* **Work required**: Below is a listing; reproduce each line of it exactly.

* **Data section**:
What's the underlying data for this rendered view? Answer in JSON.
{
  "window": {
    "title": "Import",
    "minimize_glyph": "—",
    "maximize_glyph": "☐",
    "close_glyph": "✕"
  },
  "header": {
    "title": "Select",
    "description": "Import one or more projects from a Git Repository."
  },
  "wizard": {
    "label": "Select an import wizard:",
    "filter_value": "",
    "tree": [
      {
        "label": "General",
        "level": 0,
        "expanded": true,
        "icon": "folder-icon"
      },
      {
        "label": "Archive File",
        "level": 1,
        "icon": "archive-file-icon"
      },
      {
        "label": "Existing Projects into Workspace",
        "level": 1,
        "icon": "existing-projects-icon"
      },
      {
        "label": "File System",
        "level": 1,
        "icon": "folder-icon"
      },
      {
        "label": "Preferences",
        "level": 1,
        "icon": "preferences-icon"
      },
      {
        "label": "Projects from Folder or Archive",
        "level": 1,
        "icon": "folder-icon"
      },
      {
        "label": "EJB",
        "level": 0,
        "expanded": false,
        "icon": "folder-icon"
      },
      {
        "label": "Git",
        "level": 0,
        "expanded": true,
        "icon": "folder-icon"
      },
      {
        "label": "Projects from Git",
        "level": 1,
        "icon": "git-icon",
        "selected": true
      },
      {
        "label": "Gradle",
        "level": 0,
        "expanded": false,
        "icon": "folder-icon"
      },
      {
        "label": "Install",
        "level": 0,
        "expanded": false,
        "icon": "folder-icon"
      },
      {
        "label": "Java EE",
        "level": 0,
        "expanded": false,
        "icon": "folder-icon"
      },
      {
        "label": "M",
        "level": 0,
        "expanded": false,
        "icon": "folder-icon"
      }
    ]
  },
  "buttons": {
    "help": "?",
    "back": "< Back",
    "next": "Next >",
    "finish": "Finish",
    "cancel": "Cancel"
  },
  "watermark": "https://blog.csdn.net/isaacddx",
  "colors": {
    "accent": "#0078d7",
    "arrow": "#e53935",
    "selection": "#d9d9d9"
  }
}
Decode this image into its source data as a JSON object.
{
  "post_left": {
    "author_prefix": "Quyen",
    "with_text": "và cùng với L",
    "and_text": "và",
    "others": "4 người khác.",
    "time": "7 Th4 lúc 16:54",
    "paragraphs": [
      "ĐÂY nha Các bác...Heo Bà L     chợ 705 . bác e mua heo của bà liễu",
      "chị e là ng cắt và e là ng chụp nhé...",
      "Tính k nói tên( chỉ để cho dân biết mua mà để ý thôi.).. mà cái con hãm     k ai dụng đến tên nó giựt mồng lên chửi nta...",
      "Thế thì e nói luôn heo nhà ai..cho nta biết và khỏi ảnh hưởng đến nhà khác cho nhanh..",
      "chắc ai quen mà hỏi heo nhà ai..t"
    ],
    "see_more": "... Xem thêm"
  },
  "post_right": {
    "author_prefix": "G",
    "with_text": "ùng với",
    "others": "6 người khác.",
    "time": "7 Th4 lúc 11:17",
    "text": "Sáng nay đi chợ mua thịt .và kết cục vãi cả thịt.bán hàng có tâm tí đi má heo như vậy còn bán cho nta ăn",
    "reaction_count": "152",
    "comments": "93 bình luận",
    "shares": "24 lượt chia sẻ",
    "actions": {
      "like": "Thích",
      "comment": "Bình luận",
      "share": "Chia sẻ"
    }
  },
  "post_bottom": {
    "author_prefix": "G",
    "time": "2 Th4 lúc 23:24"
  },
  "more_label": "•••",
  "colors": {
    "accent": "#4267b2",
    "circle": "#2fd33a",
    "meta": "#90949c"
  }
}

* **Exercise response**:
What's the underlying data for this rendered view? Answer in JSON.
{
  "window": {
    "title": "Import",
    "minimize_glyph": "—",
    "maximize_glyph": "☐",
    "close_glyph": "✕"
  },
  "header": {
    "title": "Select",
    "description": "Import one or more projects from a Git Repository."
  },
  "wizard": {
    "label": "Select an import wizard:",
    "filter_value": "",
    "tree": [
      {
        "label": "General",
        "level": 0,
        "expanded": true,
        "icon": "folder-icon"
      },
      {
        "label": "Archive File",
        "level": 1,
        "icon": "archive-file-icon"
      },
      {
        "label": "Existing Projects into Workspace",
        "level": 1,
        "icon": "existing-projects-icon"
      },
      {
        "label": "File System",
        "level": 1,
        "icon": "folder-icon"
      },
      {
        "label": "Preferences",
        "level": 1,
        "icon": "preferences-icon"
      },
      {
        "label": "Projects from Folder or Archive",
        "level": 1,
        "icon": "folder-icon"
      },
      {
        "label": "EJB",
        "level": 0,
        "expanded": false,
        "icon": "folder-icon"
      },
      {
        "label": "Git",
        "level": 0,
        "expanded": true,
        "icon": "folder-icon"
      },
      {
        "label": "Projects from Git",
        "level": 1,
        "icon": "git-icon",
        "selected": true
      },
      {
        "label": "Gradle",
        "level": 0,
        "expanded": false,
        "icon": "folder-icon"
      },
      {
        "label": "Install",
        "level": 0,
        "expanded": false,
        "icon": "folder-icon"
      },
      {
        "label": "Java EE",
        "level": 0,
        "expanded": false,
        "icon": "folder-icon"
      },
      {
        "label": "M",
        "level": 0,
        "expanded": false,
        "icon": "folder-icon"
      }
    ]
  },
  "buttons": {
    "help": "?",
    "back": "< Back",
    "next": "Next >",
    "finish": "Finish",
    "cancel": "Cancel"
  },
  "watermark": "https://blog.csdn.net/isaacddx",
  "colors": {
    "accent": "#0078d7",
    "arrow": "#e53935",
    "selection": "#d9d9d9"
  }
}
Decode this image into its source data as a JSON object.
{
  "post_left": {
    "author_prefix": "Quyen",
    "with_text": "và cùng với L",
    "and_text": "và",
    "others": "4 người khác.",
    "time": "7 Th4 lúc 16:54",
    "paragraphs": [
      "ĐÂY nha Các bác...Heo Bà L     chợ 705 . bác e mua heo của bà liễu",
      "chị e là ng cắt và e là ng chụp nhé...",
      "Tính k nói tên( chỉ để cho dân biết mua mà để ý thôi.).. mà cái con hãm     k ai dụng đến tên nó giựt mồng lên chửi nta...",
      "Thế thì e nói luôn heo nhà ai..cho nta biết và khỏi ảnh hưởng đến nhà khác cho nhanh..",
      "chắc ai quen mà hỏi heo nhà ai..t"
    ],
    "see_more": "... Xem thêm"
  },
  "post_right": {
    "author_prefix": "G",
    "with_text": "ùng với",
    "others": "6 người khác.",
    "time": "7 Th4 lúc 11:17",
    "text": "Sáng nay đi chợ mua thịt .và kết cục vãi cả thịt.bán hàng có tâm tí đi má heo như vậy còn bán cho nta ăn",
    "reaction_count": "152",
    "comments": "93 bình luận",
    "shares": "24 lượt chia sẻ",
    "actions": {
      "like": "Thích",
      "comment": "Bình luận",
      "share": "Chia sẻ"
    }
  },
  "post_bottom": {
    "author_prefix": "G",
    "time": "2 Th4 lúc 23:24"
  },
  "more_label": "•••",
  "colors": {
    "accent": "#4267b2",
    "circle": "#2fd33a",
    "meta": "#90949c"
  }
}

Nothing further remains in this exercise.